● Set problem
Print the stretch of entries from the very beginning through the line containing "divider [841, 54, 843, 70]", keeping both ends and changing nothing.

►

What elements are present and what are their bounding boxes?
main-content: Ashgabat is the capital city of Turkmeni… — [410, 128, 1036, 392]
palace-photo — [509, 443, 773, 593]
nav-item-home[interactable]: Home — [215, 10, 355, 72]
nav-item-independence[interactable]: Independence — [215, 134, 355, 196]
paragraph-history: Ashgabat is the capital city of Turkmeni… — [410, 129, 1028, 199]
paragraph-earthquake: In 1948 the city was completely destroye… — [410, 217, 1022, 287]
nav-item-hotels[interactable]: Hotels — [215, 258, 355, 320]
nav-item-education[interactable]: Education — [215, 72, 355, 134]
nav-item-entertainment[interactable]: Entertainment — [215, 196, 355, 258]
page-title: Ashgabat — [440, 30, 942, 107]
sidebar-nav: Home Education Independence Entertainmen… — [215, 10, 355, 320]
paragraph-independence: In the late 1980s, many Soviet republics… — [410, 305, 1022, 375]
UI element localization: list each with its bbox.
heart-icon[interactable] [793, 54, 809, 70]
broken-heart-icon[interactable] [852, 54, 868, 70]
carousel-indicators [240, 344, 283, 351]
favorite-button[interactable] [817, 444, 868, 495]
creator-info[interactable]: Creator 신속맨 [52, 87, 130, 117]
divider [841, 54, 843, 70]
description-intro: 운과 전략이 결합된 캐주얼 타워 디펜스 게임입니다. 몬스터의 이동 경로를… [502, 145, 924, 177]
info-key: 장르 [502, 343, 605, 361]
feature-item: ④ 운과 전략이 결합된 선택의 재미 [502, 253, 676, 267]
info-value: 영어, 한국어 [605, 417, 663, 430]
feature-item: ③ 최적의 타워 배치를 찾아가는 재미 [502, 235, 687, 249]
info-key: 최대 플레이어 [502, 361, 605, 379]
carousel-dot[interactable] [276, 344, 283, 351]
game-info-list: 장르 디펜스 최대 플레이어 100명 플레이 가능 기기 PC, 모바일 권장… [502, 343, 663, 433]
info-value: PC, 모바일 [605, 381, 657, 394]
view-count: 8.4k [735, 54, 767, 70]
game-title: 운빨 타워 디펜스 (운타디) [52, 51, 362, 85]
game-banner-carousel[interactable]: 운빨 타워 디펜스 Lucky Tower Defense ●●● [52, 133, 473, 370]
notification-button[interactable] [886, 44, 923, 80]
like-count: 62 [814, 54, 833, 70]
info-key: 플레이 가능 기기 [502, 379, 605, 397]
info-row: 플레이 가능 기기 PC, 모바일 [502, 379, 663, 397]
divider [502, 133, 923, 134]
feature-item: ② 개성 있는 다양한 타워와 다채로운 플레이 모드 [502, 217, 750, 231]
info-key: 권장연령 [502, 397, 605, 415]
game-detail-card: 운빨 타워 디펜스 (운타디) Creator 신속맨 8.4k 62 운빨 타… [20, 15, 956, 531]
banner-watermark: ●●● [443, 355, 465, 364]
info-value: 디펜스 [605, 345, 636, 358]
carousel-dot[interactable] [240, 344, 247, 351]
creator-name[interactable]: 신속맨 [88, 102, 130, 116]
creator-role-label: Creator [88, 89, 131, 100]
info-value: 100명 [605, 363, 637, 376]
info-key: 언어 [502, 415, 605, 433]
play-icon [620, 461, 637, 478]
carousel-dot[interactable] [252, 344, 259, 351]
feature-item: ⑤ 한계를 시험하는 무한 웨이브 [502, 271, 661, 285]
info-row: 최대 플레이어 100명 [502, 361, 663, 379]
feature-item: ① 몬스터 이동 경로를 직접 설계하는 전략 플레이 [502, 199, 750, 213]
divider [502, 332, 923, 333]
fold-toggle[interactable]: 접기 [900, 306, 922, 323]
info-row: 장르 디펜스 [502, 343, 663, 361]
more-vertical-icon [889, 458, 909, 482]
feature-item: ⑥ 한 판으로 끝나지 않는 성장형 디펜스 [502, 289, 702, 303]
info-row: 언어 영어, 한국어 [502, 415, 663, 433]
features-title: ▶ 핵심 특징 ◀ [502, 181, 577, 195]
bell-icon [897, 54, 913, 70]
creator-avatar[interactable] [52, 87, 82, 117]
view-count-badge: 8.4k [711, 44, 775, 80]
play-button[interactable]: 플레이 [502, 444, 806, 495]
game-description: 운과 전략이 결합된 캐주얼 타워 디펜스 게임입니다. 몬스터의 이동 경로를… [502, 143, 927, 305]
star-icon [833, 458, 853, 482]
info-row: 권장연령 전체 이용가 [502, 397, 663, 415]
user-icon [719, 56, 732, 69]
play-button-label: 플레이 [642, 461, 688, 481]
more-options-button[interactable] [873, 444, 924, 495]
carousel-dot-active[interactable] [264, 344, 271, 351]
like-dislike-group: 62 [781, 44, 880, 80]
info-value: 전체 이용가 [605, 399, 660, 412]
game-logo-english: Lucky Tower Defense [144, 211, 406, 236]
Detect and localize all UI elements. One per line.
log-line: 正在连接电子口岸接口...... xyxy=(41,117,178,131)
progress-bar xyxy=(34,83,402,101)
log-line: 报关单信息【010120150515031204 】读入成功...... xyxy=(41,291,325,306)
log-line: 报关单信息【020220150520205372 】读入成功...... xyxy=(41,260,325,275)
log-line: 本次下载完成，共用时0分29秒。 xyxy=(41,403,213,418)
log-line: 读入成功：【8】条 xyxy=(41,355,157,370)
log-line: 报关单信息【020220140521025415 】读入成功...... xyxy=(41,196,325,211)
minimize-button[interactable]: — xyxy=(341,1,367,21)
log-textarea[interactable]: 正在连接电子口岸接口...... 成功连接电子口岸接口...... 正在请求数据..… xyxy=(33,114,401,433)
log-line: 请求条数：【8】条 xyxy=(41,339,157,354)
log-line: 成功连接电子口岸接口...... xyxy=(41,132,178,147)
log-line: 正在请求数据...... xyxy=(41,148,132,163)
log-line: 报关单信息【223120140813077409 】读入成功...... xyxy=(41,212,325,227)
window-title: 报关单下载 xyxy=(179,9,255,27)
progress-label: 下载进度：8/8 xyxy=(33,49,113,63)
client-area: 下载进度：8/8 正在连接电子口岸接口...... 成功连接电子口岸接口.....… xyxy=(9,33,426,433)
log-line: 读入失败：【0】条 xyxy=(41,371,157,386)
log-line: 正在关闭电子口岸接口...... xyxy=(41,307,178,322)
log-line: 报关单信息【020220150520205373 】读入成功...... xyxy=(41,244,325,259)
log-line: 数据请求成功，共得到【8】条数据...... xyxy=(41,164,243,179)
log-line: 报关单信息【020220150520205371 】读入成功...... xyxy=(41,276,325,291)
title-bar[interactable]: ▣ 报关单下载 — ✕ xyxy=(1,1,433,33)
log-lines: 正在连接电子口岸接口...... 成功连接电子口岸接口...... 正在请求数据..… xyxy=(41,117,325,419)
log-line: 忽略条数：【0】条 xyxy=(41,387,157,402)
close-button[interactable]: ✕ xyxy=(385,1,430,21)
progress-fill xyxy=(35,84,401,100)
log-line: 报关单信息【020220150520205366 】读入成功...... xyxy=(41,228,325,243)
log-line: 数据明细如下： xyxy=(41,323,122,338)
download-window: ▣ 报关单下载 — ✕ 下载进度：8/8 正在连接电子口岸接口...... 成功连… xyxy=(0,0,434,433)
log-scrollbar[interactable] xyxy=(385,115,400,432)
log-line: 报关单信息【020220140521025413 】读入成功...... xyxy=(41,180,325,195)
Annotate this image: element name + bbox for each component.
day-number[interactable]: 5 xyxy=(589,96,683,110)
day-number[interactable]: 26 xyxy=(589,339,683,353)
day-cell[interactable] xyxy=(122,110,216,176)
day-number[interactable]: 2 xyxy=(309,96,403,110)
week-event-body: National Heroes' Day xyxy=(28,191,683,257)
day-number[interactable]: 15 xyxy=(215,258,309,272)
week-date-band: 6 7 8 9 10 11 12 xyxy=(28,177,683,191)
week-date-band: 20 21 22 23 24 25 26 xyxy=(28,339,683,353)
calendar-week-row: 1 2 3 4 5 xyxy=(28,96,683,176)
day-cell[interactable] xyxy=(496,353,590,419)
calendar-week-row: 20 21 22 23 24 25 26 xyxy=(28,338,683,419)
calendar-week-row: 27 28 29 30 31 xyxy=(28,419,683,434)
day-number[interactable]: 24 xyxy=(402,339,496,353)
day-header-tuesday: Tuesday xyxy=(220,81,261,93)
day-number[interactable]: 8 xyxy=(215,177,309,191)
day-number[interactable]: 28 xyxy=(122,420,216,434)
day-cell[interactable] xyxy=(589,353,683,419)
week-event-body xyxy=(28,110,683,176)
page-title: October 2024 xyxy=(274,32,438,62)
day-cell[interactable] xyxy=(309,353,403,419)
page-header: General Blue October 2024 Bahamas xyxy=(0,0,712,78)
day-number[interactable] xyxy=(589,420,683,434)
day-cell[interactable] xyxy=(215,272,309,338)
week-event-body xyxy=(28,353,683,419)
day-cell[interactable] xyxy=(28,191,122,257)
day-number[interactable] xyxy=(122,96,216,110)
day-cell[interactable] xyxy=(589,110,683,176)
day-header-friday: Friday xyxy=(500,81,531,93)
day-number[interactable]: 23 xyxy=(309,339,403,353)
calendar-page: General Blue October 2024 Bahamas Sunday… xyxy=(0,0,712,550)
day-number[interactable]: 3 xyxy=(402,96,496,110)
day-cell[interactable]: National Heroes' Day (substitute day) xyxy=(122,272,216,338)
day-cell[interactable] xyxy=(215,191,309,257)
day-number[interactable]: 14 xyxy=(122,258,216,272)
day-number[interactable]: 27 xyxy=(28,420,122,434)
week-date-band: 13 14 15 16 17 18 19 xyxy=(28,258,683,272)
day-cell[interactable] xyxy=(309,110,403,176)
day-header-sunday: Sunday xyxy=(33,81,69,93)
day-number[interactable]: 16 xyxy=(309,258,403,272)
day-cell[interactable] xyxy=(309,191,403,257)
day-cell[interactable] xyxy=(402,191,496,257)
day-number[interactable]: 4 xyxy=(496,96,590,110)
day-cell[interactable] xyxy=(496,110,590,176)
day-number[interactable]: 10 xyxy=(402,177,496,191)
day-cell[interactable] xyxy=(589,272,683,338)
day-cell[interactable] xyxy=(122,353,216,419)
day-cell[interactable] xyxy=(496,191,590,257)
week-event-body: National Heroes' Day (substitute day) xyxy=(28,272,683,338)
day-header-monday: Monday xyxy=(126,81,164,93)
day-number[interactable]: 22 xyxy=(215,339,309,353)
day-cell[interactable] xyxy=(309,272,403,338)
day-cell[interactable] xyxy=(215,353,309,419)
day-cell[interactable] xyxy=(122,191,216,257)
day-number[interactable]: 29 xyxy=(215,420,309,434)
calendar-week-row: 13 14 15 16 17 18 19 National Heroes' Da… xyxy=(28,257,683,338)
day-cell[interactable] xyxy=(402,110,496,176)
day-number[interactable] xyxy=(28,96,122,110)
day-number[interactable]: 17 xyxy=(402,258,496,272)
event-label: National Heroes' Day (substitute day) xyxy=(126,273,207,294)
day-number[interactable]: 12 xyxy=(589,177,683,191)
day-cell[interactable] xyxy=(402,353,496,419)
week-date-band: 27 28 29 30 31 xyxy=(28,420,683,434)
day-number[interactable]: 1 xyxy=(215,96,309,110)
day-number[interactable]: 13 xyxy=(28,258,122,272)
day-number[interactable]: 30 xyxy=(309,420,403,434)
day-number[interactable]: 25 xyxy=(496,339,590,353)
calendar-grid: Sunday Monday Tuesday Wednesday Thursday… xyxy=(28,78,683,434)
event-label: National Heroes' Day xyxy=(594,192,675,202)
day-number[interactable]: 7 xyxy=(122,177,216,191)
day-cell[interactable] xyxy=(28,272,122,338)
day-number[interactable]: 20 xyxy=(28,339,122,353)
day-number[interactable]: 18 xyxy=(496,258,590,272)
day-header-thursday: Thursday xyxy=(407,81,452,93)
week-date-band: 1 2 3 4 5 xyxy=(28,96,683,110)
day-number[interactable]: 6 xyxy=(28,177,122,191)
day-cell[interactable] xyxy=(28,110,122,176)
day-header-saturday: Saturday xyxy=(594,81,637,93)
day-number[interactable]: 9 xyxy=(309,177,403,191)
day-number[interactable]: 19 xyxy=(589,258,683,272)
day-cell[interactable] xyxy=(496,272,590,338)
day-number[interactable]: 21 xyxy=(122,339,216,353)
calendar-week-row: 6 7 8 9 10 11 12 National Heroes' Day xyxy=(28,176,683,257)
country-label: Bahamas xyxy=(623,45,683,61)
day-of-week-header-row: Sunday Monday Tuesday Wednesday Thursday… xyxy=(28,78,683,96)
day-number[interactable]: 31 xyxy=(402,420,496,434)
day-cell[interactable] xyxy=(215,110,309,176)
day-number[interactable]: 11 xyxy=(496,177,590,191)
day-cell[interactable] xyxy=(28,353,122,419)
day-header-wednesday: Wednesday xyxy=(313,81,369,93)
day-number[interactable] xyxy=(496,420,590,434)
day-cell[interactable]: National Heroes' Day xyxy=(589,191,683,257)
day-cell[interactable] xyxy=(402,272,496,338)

◄

● Task solution
What elements are present and what are their bounding boxes?
main-content: Ashgabat is the capital city of Turkmeni… — [410, 128, 1036, 392]
palace-photo — [509, 443, 773, 593]
nav-item-home[interactable]: Home — [215, 10, 355, 72]
nav-item-independence[interactable]: Independence — [215, 134, 355, 196]
paragraph-history: Ashgabat is the capital city of Turkmeni… — [410, 129, 1028, 199]
paragraph-earthquake: In 1948 the city was completely destroye… — [410, 217, 1022, 287]
nav-item-hotels[interactable]: Hotels — [215, 258, 355, 320]
nav-item-education[interactable]: Education — [215, 72, 355, 134]
nav-item-entertainment[interactable]: Entertainment — [215, 196, 355, 258]
page-title: Ashgabat — [440, 30, 942, 107]
sidebar-nav: Home Education Independence Entertainmen… — [215, 10, 355, 320]
paragraph-independence: In the late 1980s, many Soviet republics… — [410, 305, 1022, 375]
UI element localization: list each with its bbox.
heart-icon[interactable] [793, 54, 809, 70]
broken-heart-icon[interactable] [852, 54, 868, 70]
carousel-indicators [240, 344, 283, 351]
favorite-button[interactable] [817, 444, 868, 495]
creator-info[interactable]: Creator 신속맨 [52, 87, 130, 117]
divider [841, 54, 843, 70]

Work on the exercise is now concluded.